** start of Extracted information **

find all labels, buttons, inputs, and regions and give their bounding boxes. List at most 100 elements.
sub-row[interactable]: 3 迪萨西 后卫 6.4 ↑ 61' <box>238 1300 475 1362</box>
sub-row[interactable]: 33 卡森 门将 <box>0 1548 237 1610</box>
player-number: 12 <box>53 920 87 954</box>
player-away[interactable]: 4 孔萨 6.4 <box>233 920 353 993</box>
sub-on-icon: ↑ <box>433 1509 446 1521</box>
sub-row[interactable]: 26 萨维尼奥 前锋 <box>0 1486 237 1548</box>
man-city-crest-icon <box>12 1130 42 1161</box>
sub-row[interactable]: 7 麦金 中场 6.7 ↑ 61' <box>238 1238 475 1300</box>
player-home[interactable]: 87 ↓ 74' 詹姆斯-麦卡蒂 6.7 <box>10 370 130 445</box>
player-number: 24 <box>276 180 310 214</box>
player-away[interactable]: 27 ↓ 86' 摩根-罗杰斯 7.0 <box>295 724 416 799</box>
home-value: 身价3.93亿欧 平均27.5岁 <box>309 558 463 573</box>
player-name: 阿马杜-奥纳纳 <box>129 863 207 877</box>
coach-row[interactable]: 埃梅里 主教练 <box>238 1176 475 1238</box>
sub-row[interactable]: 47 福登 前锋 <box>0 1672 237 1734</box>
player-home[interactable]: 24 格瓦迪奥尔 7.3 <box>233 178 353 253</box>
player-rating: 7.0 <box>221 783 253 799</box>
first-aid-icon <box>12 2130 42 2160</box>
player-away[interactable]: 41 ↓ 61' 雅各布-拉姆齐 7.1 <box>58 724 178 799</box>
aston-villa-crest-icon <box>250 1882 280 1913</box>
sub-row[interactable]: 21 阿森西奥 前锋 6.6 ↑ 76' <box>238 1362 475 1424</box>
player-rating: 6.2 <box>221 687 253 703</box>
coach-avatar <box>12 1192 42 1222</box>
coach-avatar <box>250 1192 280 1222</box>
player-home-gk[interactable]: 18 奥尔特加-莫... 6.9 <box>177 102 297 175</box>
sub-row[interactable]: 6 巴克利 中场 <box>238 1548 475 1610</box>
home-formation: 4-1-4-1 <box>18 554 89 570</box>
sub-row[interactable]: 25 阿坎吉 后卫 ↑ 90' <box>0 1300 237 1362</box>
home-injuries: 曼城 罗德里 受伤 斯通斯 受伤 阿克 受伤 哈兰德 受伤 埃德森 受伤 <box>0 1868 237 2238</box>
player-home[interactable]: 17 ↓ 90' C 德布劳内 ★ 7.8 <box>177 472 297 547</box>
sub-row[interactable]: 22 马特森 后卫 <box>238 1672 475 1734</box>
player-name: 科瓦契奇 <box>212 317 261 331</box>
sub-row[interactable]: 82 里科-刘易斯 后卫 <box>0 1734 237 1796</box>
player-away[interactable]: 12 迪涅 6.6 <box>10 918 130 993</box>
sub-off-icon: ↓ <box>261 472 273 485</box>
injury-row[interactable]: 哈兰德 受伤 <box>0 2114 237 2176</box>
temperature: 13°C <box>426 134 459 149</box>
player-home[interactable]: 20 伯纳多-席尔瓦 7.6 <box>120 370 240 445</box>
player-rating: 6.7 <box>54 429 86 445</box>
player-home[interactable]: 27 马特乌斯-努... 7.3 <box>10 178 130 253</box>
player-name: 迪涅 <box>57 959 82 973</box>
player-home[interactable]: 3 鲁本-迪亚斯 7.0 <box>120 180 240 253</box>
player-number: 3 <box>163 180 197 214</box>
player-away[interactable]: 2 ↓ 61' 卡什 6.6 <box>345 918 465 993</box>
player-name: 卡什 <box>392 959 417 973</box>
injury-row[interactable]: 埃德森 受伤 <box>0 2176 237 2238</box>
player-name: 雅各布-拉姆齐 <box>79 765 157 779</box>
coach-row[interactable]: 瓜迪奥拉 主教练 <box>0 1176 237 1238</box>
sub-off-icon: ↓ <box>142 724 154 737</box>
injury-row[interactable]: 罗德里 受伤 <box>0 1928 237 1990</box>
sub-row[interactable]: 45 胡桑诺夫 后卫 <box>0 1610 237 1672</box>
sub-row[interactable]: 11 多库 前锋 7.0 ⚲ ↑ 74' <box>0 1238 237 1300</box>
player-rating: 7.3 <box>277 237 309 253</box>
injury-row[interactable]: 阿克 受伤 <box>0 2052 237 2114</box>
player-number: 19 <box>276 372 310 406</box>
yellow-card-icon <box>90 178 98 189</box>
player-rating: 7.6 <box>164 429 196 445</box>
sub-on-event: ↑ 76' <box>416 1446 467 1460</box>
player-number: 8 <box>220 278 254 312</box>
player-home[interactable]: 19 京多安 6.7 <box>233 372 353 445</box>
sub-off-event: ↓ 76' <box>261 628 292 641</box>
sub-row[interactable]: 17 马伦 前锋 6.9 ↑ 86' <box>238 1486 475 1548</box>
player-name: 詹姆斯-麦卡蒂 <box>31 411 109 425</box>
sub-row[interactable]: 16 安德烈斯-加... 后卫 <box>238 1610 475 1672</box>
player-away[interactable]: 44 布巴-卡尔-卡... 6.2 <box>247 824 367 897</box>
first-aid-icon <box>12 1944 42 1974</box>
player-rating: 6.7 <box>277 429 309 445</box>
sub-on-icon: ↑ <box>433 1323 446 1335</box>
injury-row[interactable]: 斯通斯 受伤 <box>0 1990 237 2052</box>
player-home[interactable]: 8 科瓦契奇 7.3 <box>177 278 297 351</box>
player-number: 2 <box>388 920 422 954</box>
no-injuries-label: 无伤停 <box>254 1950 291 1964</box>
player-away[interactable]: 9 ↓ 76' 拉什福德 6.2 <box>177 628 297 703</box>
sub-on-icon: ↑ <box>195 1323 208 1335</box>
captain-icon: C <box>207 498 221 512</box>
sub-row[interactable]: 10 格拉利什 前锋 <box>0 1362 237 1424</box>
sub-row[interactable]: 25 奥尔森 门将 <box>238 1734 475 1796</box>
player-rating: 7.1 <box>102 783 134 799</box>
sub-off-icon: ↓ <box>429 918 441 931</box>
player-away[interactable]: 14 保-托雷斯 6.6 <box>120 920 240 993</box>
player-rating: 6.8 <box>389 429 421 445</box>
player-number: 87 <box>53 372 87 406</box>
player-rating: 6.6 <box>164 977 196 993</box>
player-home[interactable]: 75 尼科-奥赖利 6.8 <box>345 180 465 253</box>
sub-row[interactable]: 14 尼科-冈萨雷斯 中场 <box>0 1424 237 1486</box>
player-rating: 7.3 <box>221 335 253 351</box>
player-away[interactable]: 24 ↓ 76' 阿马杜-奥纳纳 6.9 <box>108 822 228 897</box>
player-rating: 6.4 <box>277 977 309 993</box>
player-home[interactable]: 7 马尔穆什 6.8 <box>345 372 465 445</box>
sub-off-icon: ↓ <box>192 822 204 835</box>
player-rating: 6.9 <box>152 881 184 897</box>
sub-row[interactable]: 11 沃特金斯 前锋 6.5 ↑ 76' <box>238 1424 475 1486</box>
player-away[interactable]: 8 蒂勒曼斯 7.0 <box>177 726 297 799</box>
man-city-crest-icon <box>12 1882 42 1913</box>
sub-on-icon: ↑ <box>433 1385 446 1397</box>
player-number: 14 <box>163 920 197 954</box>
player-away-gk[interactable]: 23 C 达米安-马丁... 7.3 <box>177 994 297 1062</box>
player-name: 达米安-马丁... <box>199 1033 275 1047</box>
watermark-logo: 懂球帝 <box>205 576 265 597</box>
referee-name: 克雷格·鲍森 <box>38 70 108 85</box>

** end of Extracted information **

* **Task to carry out**
Please copy every line of the records above word for word.

* **Written answer**
find all labels, buttons, inputs, and regions and give their bounding boxes. List at most 100 elements.
sub-row[interactable]: 3 迪萨西 后卫 6.4 ↑ 61' <box>238 1300 475 1362</box>
sub-row[interactable]: 33 卡森 门将 <box>0 1548 237 1610</box>
player-number: 12 <box>53 920 87 954</box>
player-away[interactable]: 4 孔萨 6.4 <box>233 920 353 993</box>
sub-on-icon: ↑ <box>433 1509 446 1521</box>
sub-row[interactable]: 26 萨维尼奥 前锋 <box>0 1486 237 1548</box>
man-city-crest-icon <box>12 1130 42 1161</box>
sub-row[interactable]: 7 麦金 中场 6.7 ↑ 61' <box>238 1238 475 1300</box>
player-home[interactable]: 87 ↓ 74' 詹姆斯-麦卡蒂 6.7 <box>10 370 130 445</box>
player-number: 24 <box>276 180 310 214</box>
player-away[interactable]: 27 ↓ 86' 摩根-罗杰斯 7.0 <box>295 724 416 799</box>
home-value: 身价3.93亿欧 平均27.5岁 <box>309 558 463 573</box>
player-name: 阿马杜-奥纳纳 <box>129 863 207 877</box>
coach-row[interactable]: 埃梅里 主教练 <box>238 1176 475 1238</box>
sub-row[interactable]: 47 福登 前锋 <box>0 1672 237 1734</box>
player-home[interactable]: 24 格瓦迪奥尔 7.3 <box>233 178 353 253</box>
player-rating: 7.0 <box>221 783 253 799</box>
first-aid-icon <box>12 2130 42 2160</box>
player-away[interactable]: 41 ↓ 61' 雅各布-拉姆齐 7.1 <box>58 724 178 799</box>
aston-villa-crest-icon <box>250 1882 280 1913</box>
sub-row[interactable]: 21 阿森西奥 前锋 6.6 ↑ 76' <box>238 1362 475 1424</box>
player-rating: 6.2 <box>221 687 253 703</box>
coach-avatar <box>12 1192 42 1222</box>
coach-avatar <box>250 1192 280 1222</box>
player-home-gk[interactable]: 18 奥尔特加-莫... 6.9 <box>177 102 297 175</box>
sub-row[interactable]: 6 巴克利 中场 <box>238 1548 475 1610</box>
home-formation: 4-1-4-1 <box>18 554 89 570</box>
sub-row[interactable]: 25 阿坎吉 后卫 ↑ 90' <box>0 1300 237 1362</box>
home-injuries: 曼城 罗德里 受伤 斯通斯 受伤 阿克 受伤 哈兰德 受伤 埃德森 受伤 <box>0 1868 237 2238</box>
player-home[interactable]: 17 ↓ 90' C 德布劳内 ★ 7.8 <box>177 472 297 547</box>
sub-row[interactable]: 22 马特森 后卫 <box>238 1672 475 1734</box>
player-name: 科瓦契奇 <box>212 317 261 331</box>
sub-row[interactable]: 82 里科-刘易斯 后卫 <box>0 1734 237 1796</box>
player-away[interactable]: 12 迪涅 6.6 <box>10 918 130 993</box>
sub-off-icon: ↓ <box>261 472 273 485</box>
injury-row[interactable]: 哈兰德 受伤 <box>0 2114 237 2176</box>
temperature: 13°C <box>426 134 459 149</box>
player-home[interactable]: 20 伯纳多-席尔瓦 7.6 <box>120 370 240 445</box>
player-rating: 6.7 <box>54 429 86 445</box>
player-home[interactable]: 27 马特乌斯-努... 7.3 <box>10 178 130 253</box>
player-name: 迪涅 <box>57 959 82 973</box>
player-home[interactable]: 3 鲁本-迪亚斯 7.0 <box>120 180 240 253</box>
player-number: 3 <box>163 180 197 214</box>
player-away[interactable]: 2 ↓ 61' 卡什 6.6 <box>345 918 465 993</box>
player-name: 卡什 <box>392 959 417 973</box>
injury-row[interactable]: 埃德森 受伤 <box>0 2176 237 2238</box>
player-name: 雅各布-拉姆齐 <box>79 765 157 779</box>
coach-row[interactable]: 瓜迪奥拉 主教练 <box>0 1176 237 1238</box>
sub-off-icon: ↓ <box>142 724 154 737</box>
injury-row[interactable]: 罗德里 受伤 <box>0 1928 237 1990</box>
sub-row[interactable]: 45 胡桑诺夫 后卫 <box>0 1610 237 1672</box>
sub-row[interactable]: 11 多库 前锋 7.0 ⚲ ↑ 74' <box>0 1238 237 1300</box>
player-rating: 7.3 <box>277 237 309 253</box>
injury-row[interactable]: 阿克 受伤 <box>0 2052 237 2114</box>
player-number: 19 <box>276 372 310 406</box>
yellow-card-icon <box>90 178 98 189</box>
player-rating: 7.6 <box>164 429 196 445</box>
sub-on-event: ↑ 76' <box>416 1446 467 1460</box>
player-number: 8 <box>220 278 254 312</box>
player-home[interactable]: 19 京多安 6.7 <box>233 372 353 445</box>
sub-off-event: ↓ 76' <box>261 628 292 641</box>
sub-row[interactable]: 17 马伦 前锋 6.9 ↑ 86' <box>238 1486 475 1548</box>
player-name: 詹姆斯-麦卡蒂 <box>31 411 109 425</box>
sub-row[interactable]: 16 安德烈斯-加... 后卫 <box>238 1610 475 1672</box>
player-away[interactable]: 44 布巴-卡尔-卡... 6.2 <box>247 824 367 897</box>
first-aid-icon <box>12 1944 42 1974</box>
player-rating: 6.7 <box>277 429 309 445</box>
sub-on-icon: ↑ <box>433 1323 446 1335</box>
injury-row[interactable]: 斯通斯 受伤 <box>0 1990 237 2052</box>
player-home[interactable]: 8 科瓦契奇 7.3 <box>177 278 297 351</box>
player-number: 2 <box>388 920 422 954</box>
no-injuries-label: 无伤停 <box>254 1950 291 1964</box>
player-away[interactable]: 9 ↓ 76' 拉什福德 6.2 <box>177 628 297 703</box>
sub-on-icon: ↑ <box>195 1323 208 1335</box>
captain-icon: C <box>207 498 221 512</box>
sub-row[interactable]: 10 格拉利什 前锋 <box>0 1362 237 1424</box>
sub-row[interactable]: 25 奥尔森 门将 <box>238 1734 475 1796</box>
player-rating: 7.1 <box>102 783 134 799</box>
sub-off-icon: ↓ <box>429 918 441 931</box>
player-away[interactable]: 14 保-托雷斯 6.6 <box>120 920 240 993</box>
player-rating: 6.8 <box>389 429 421 445</box>
player-number: 87 <box>53 372 87 406</box>
player-rating: 6.6 <box>164 977 196 993</box>
player-home[interactable]: 75 尼科-奥赖利 6.8 <box>345 180 465 253</box>
sub-row[interactable]: 14 尼科-冈萨雷斯 中场 <box>0 1424 237 1486</box>
player-rating: 7.3 <box>221 335 253 351</box>
player-away[interactable]: 24 ↓ 76' 阿马杜-奥纳纳 6.9 <box>108 822 228 897</box>
player-rating: 6.4 <box>277 977 309 993</box>
player-home[interactable]: 7 马尔穆什 6.8 <box>345 372 465 445</box>
sub-off-icon: ↓ <box>192 822 204 835</box>
player-rating: 6.9 <box>152 881 184 897</box>
sub-row[interactable]: 11 沃特金斯 前锋 6.5 ↑ 76' <box>238 1424 475 1486</box>
player-away[interactable]: 8 蒂勒曼斯 7.0 <box>177 726 297 799</box>
man-city-crest-icon <box>12 1882 42 1913</box>
sub-on-icon: ↑ <box>433 1385 446 1397</box>
player-number: 14 <box>163 920 197 954</box>
player-away-gk[interactable]: 23 C 达米安-马丁... 7.3 <box>177 994 297 1062</box>
player-name: 达米安-马丁... <box>199 1033 275 1047</box>
watermark-logo: 懂球帝 <box>205 576 265 597</box>
referee-name: 克雷格·鲍森 <box>38 70 108 85</box>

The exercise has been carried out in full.